● **TASK TO COMPLETE**
Find and copy every line in the records that includes the string "screenshot".

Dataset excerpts
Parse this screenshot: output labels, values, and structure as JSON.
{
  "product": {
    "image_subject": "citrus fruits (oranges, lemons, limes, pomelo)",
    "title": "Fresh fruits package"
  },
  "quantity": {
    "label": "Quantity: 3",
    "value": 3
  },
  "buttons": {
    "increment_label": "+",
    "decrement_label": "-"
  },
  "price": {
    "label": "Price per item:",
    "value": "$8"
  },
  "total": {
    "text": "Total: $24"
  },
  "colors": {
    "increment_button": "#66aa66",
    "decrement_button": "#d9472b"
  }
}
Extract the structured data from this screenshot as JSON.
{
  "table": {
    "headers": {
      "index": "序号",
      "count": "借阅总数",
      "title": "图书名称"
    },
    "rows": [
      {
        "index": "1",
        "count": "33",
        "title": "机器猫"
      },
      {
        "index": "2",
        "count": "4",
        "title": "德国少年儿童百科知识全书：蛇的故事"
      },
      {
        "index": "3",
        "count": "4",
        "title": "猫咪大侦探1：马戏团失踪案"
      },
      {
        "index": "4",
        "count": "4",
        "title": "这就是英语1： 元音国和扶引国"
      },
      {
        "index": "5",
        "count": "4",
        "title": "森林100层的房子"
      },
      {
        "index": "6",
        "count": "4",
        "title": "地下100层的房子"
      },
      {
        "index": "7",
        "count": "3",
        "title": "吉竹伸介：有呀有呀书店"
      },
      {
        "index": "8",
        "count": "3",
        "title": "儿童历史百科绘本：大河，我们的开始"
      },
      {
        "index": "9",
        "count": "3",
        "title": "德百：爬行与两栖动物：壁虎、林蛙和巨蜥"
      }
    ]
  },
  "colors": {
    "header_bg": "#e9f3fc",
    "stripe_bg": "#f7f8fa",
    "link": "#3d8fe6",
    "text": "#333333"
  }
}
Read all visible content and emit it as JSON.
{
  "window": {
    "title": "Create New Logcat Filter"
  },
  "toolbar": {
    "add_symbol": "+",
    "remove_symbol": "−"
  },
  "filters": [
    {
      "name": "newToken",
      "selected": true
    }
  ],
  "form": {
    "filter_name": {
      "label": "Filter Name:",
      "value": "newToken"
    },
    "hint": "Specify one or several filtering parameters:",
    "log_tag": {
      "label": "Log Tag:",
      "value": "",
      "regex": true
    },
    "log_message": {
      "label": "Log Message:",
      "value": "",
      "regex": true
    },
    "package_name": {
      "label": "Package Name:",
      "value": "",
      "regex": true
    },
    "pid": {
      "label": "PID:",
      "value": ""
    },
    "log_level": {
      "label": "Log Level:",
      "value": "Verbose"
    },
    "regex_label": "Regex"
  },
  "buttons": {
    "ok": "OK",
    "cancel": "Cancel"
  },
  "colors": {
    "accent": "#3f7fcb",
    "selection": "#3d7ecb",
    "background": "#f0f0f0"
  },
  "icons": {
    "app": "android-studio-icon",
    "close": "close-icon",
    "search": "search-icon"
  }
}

● **TASK SOLUTION**
Parse this screenshot: output labels, values, and structure as JSON.
Extract the structured data from this screenshot as JSON.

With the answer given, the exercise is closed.